### Stored rows
═══
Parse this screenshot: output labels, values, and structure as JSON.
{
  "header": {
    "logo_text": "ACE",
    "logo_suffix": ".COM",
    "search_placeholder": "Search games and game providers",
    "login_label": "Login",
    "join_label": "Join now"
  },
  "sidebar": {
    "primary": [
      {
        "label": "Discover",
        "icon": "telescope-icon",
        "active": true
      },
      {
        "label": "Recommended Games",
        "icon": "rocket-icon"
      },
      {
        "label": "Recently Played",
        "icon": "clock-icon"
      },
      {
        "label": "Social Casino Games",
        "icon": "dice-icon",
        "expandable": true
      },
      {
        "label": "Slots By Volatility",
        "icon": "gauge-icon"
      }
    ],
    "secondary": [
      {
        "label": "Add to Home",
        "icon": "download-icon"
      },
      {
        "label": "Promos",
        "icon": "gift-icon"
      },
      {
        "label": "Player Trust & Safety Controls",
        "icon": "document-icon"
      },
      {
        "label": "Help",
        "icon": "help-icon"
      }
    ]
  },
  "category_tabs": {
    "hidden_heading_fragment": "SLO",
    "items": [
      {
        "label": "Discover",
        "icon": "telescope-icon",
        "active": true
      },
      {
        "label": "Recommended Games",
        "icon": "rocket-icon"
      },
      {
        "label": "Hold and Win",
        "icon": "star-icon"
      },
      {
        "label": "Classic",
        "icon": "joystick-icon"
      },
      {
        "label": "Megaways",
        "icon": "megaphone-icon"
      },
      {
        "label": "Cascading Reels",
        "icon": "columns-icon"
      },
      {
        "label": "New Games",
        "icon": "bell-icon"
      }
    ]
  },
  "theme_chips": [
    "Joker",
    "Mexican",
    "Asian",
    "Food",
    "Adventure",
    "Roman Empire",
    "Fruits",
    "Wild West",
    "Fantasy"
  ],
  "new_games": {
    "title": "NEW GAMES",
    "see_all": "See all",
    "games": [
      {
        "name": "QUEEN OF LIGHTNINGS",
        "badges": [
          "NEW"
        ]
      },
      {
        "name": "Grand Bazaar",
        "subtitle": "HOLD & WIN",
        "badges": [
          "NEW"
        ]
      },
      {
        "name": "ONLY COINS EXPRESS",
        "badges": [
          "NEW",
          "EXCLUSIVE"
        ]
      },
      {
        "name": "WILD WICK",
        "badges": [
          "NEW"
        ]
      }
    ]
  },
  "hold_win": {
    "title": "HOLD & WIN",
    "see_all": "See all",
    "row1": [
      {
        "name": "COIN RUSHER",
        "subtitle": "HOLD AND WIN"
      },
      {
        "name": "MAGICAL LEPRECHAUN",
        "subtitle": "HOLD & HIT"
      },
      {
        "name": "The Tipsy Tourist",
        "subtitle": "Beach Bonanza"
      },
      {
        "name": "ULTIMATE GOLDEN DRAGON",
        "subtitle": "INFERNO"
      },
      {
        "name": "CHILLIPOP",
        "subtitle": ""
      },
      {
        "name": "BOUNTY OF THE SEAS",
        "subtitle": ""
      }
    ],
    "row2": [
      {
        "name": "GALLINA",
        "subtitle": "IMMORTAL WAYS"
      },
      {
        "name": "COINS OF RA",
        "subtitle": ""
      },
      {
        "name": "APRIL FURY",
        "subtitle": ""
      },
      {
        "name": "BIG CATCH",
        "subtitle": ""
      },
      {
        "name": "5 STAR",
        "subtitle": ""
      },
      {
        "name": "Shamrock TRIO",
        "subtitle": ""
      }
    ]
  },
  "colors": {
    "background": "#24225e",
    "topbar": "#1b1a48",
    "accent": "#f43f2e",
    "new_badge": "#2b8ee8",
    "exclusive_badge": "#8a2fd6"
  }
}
═══
### Problem description
The records above should be restated word for word, please.

### Response
Parse this screenshot: output labels, values, and structure as JSON.
{
  "header": {
    "logo_text": "ACE",
    "logo_suffix": ".COM",
    "search_placeholder": "Search games and game providers",
    "login_label": "Login",
    "join_label": "Join now"
  },
  "sidebar": {
    "primary": [
      {
        "label": "Discover",
        "icon": "telescope-icon",
        "active": true
      },
      {
        "label": "Recommended Games",
        "icon": "rocket-icon"
      },
      {
        "label": "Recently Played",
        "icon": "clock-icon"
      },
      {
        "label": "Social Casino Games",
        "icon": "dice-icon",
        "expandable": true
      },
      {
        "label": "Slots By Volatility",
        "icon": "gauge-icon"
      }
    ],
    "secondary": [
      {
        "label": "Add to Home",
        "icon": "download-icon"
      },
      {
        "label": "Promos",
        "icon": "gift-icon"
      },
      {
        "label": "Player Trust & Safety Controls",
        "icon": "document-icon"
      },
      {
        "label": "Help",
        "icon": "help-icon"
      }
    ]
  },
  "category_tabs": {
    "hidden_heading_fragment": "SLO",
    "items": [
      {
        "label": "Discover",
        "icon": "telescope-icon",
        "active": true
      },
      {
        "label": "Recommended Games",
        "icon": "rocket-icon"
      },
      {
        "label": "Hold and Win",
        "icon": "star-icon"
      },
      {
        "label": "Classic",
        "icon": "joystick-icon"
      },
      {
        "label": "Megaways",
        "icon": "megaphone-icon"
      },
      {
        "label": "Cascading Reels",
        "icon": "columns-icon"
      },
      {
        "label": "New Games",
        "icon": "bell-icon"
      }
    ]
  },
  "theme_chips": [
    "Joker",
    "Mexican",
    "Asian",
    "Food",
    "Adventure",
    "Roman Empire",
    "Fruits",
    "Wild West",
    "Fantasy"
  ],
  "new_games": {
    "title": "NEW GAMES",
    "see_all": "See all",
    "games": [
      {
        "name": "QUEEN OF LIGHTNINGS",
        "badges": [
          "NEW"
        ]
      },
      {
        "name": "Grand Bazaar",
        "subtitle": "HOLD & WIN",
        "badges": [
          "NEW"
        ]
      },
      {
        "name": "ONLY COINS EXPRESS",
        "badges": [
          "NEW",
          "EXCLUSIVE"
        ]
      },
      {
        "name": "WILD WICK",
        "badges": [
          "NEW"
        ]
      }
    ]
  },
  "hold_win": {
    "title": "HOLD & WIN",
    "see_all": "See all",
    "row1": [
      {
        "name": "COIN RUSHER",
        "subtitle": "HOLD AND WIN"
      },
      {
        "name": "MAGICAL LEPRECHAUN",
        "subtitle": "HOLD & HIT"
      },
      {
        "name": "The Tipsy Tourist",
        "subtitle": "Beach Bonanza"
      },
      {
        "name": "ULTIMATE GOLDEN DRAGON",
        "subtitle": "INFERNO"
      },
      {
        "name": "CHILLIPOP",
        "subtitle": ""
      },
      {
        "name": "BOUNTY OF THE SEAS",
        "subtitle": ""
      }
    ],
    "row2": [
      {
        "name": "GALLINA",
        "subtitle": "IMMORTAL WAYS"
      },
      {
        "name": "COINS OF RA",
        "subtitle": ""
      },
      {
        "name": "APRIL FURY",
        "subtitle": ""
      },
      {
        "name": "BIG CATCH",
        "subtitle": ""
      },
      {
        "name": "5 STAR",
        "subtitle": ""
      },
      {
        "name": "Shamrock TRIO",
        "subtitle": ""
      }
    ]
  },
  "colors": {
    "background": "#24225e",
    "topbar": "#1b1a48",
    "accent": "#f43f2e",
    "new_badge": "#2b8ee8",
    "exclusive_badge": "#8a2fd6"
  }
}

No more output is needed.